Stored entries:
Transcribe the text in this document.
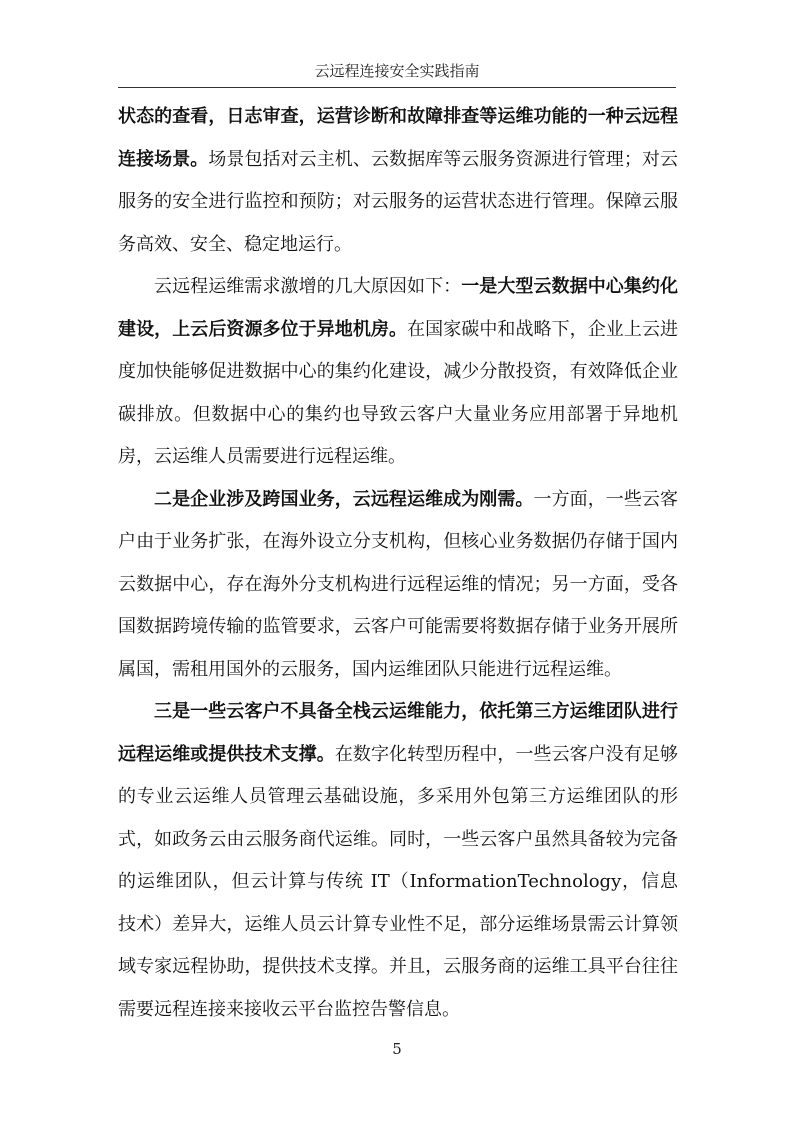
云远程连接安全实践指南

状态的查看，日志审查，运营诊断和故障排查等运维功能的一种云远程连接场景。场景包括对云主机、云数据库等云服务资源进行管理；对云服务的安全进行监控和预防；对云服务的运营状态进行管理。保障云服务高效、安全、稳定地运行。

云远程运维需求激增的几大原因如下：一是大型云数据中心集约化建设，上云后资源多位于异地机房。在国家碳中和战略下，企业上云进度加快能够促进数据中心的集约化建设，减少分散投资，有效降低企业碳排放。但数据中心的集约也导致云客户大量业务应用部署于异地机房，云运维人员需要进行远程运维。

二是企业涉及跨国业务，云远程运维成为刚需。一方面，一些云客户由于业务扩张，在海外设立分支机构，但核心业务数据仍存储于国内云数据中心，存在海外分支机构进行远程运维的情况；另一方面，受各国数据跨境传输的监管要求，云客户可能需要将数据存储于业务开展所属国，需租用国外的云服务，国内运维团队只能进行远程运维。

三是一些云客户不具备全栈云运维能力，依托第三方运维团队进行远程运维或提供技术支撑。在数字化转型历程中，一些云客户没有足够的专业云运维人员管理云基础设施，多采用外包第三方运维团队的形式，如政务云由云服务商代运维。同时，一些云客户虽然具备较为完备的运维团队，但云计算与传统 IT（InformationTechnology，信息技术）差异大，运维人员云计算专业性不足，部分运维场景需云计算领域专家远程协助，提供技术支撑。并且，云服务商的运维工具平台往往需要远程连接来接收云平台监控告警信息。

5
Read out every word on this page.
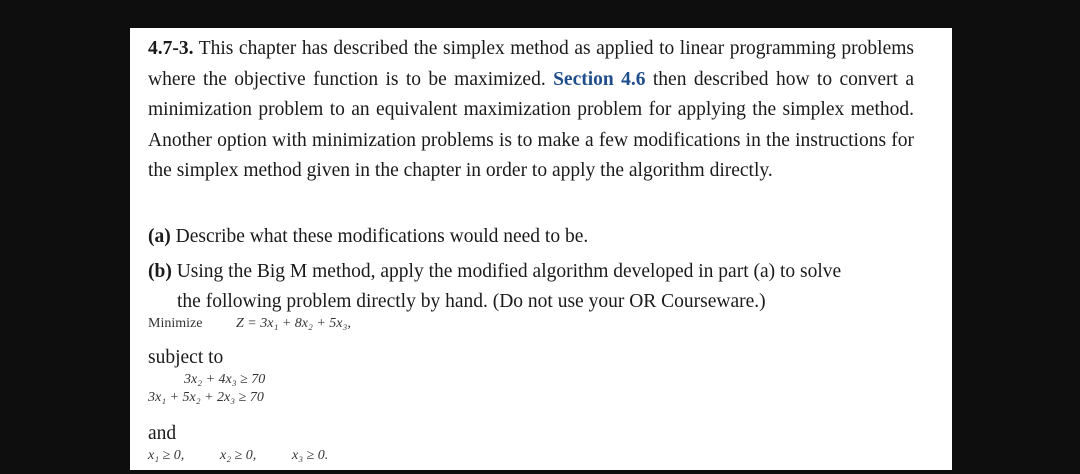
4.7-3. This chapter has described the simplex method as applied to linear programming problems where the objective function is to be maximized. Section 4.6 then described how to convert a minimization problem to an equivalent maximization problem for applying the simplex method. Another option with minimization problems is to make a few modifications in the instructions for the simplex method given in the chapter in order to apply the algorithm directly.
(a) Describe what these modifications would need to be.
(b) Using the Big M method, apply the modified algorithm developed in part (a) to solve
the following problem directly by hand. (Do not use your OR Courseware.)
Minimize Z = 3x₁ + 8x₂ + 5x₃,
subject to
3x₂ + 4x₃ ≥ 70
3x₁ + 5x₂ + 2x₃ ≥ 70
and
x₁ ≥ 0,	x₂ ≥ 0,	x₃ ≥ 0.
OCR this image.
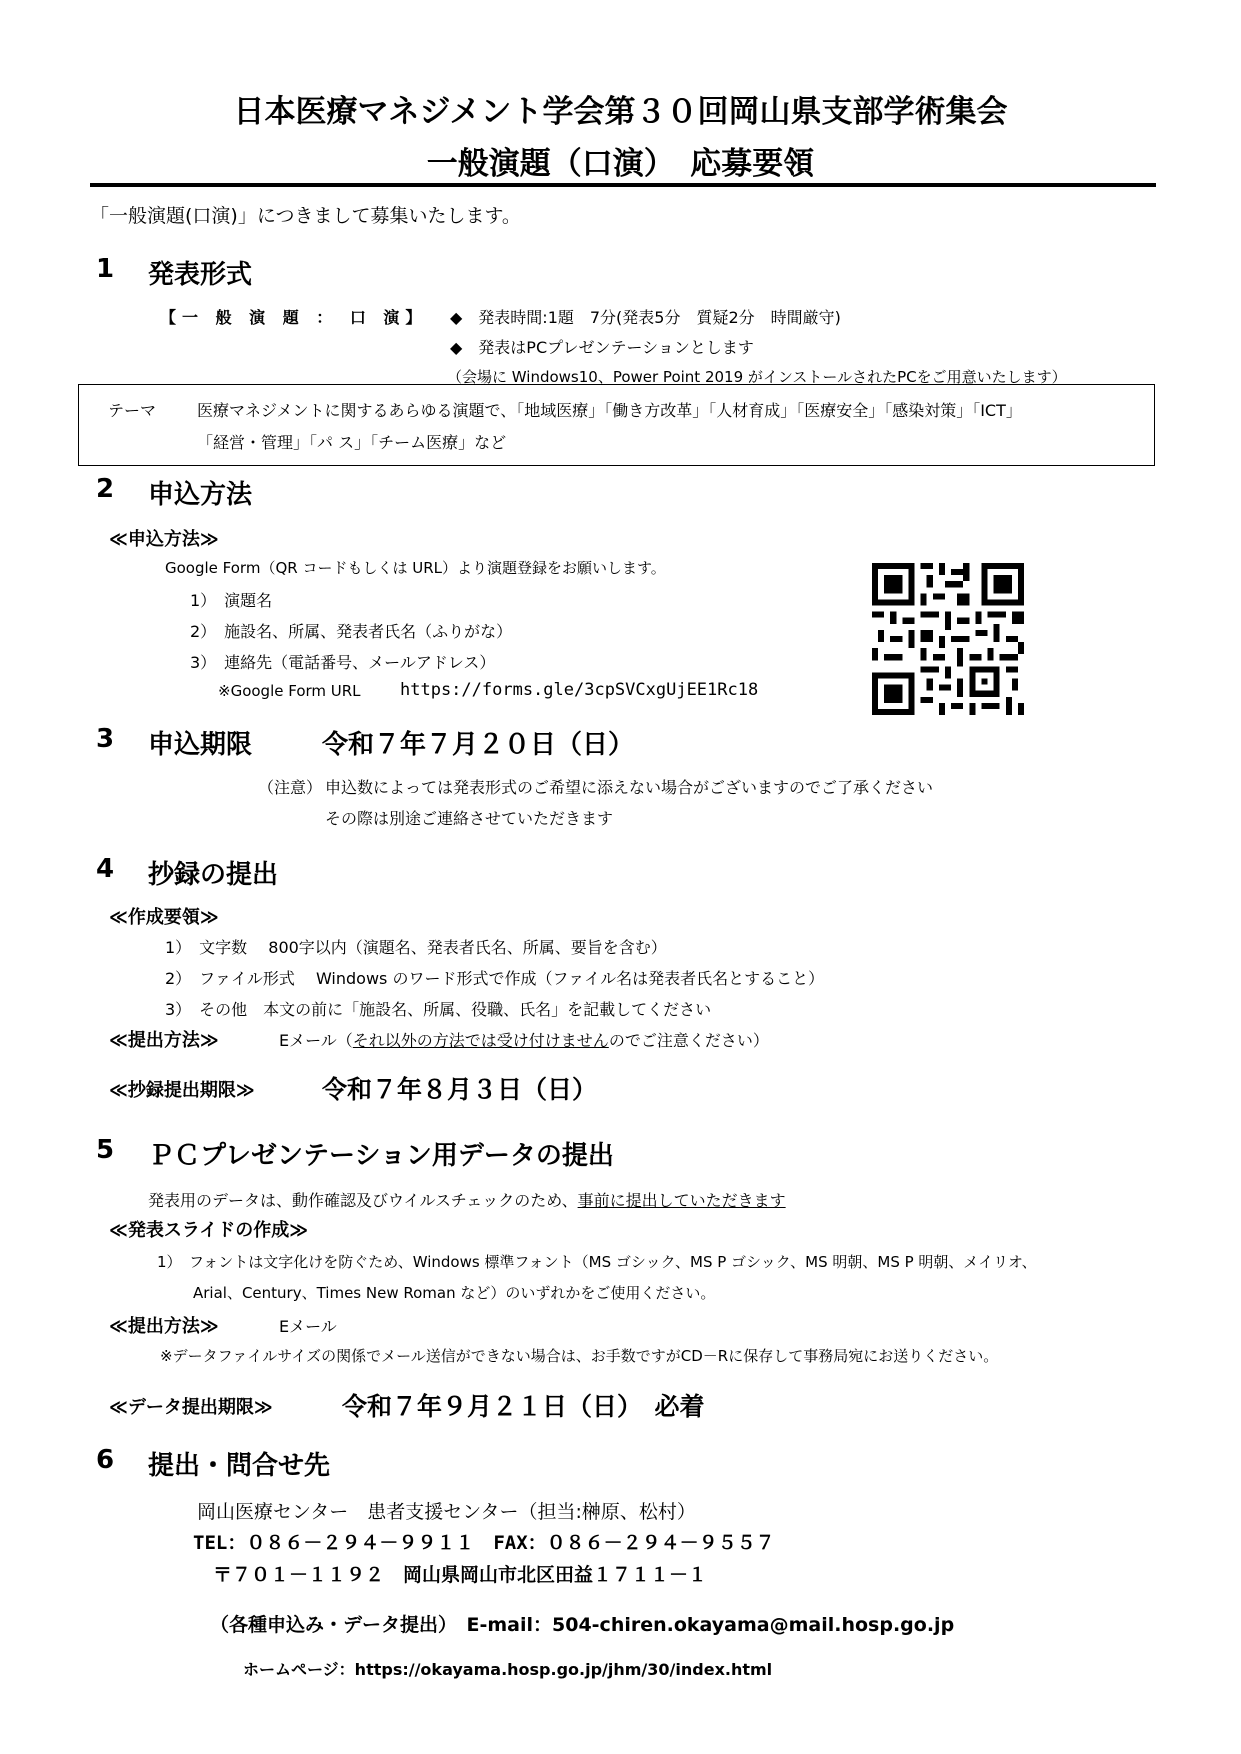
日本医療マネジメント学会第３０回岡山県支部学術集会
一般演題（口演）　応募要領
「一般演題(口演)」につきまして募集いたします。
1 発表形式
【一 般 演 題 ： 口 演】 ◆　発表時間:1題　7分(発表5分　質疑2分　時間厳守)
◆　発表はPCプレゼンテーションとします
（会場に Windows10、Power Point 2019 がインストールされたPCをご用意いたします）
テーマ	医療マネジメントに関するあらゆる演題で、「地域医療」「働き方改革」「人材育成」「医療安全」「感染対策」「ICT」
「経営・管理」「パ ス」「チーム医療」など
2 申込方法
≪申込方法≫
Google Form（QR コードもしくは URL）より演題登録をお願いします。
1）　演題名
2）　施設名、所属、発表者氏名（ふりがな）
3）　連絡先（電話番号、メールアドレス）
※Google Form URL https://forms.gle/3cpSVCxgUjEE1Rc18
3 申込期限	令和７年７月２０日（日）
（注意） 申込数によっては発表形式のご希望に添えない場合がございますのでご了承ください
その際は別途ご連絡させていただきます
4 抄録の提出
≪作成要領≫
1）　文字数　 800字以内（演題名、発表者氏名、所属、要旨を含む）
2）　ファイル形式　 Windows のワード形式で作成（ファイル名は発表者氏名とすること）
3）　その他　本文の前に「施設名、所属、役職、氏名」を記載してください
≪提出方法≫	Eメール（それ以外の方法では受け付けませんのでご注意ください）
≪抄録提出期限≫	令和７年８月３日（日）
5 ＰＣプレゼンテーション用データの提出
発表用のデータは、動作確認及びウイルスチェックのため、事前に提出していただきます
≪発表スライドの作成≫
1）　フォントは文字化けを防ぐため、Windows 標準フォント（MS ゴシック、MS P ゴシック、MS 明朝、MS P 明朝、メイリオ、
Arial、Century、Times New Roman など）のいずれかをご使用ください。
≪提出方法≫	Eメール
※データファイルサイズの関係でメール送信ができない場合は、お手数ですがCD－Rに保存して事務局宛にお送りください。
≪データ提出期限≫	令和７年９月２１日（日）　必着
6 提出・問合せ先
岡山医療センター　患者支援センター（担当:榊原、松村）
TEL：０８６－２９４－９９１１　FAX：０８６－２９４－９５５７
〒７０１－１１９２　岡山県岡山市北区田益１７１１－１
（各種申込み・データ提出）　E-mail：504-chiren.okayama@mail.hosp.go.jp
ホームページ：https://okayama.hosp.go.jp/jhm/30/index.html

Your task |
Copy out every line from the data above that has "Google" in it.

Correct answer |
Google Form（QR コードもしくは URL）より演題登録をお願いします。
※Google Form URL https://forms.gle/3cpSVCxgUjEE1Rc18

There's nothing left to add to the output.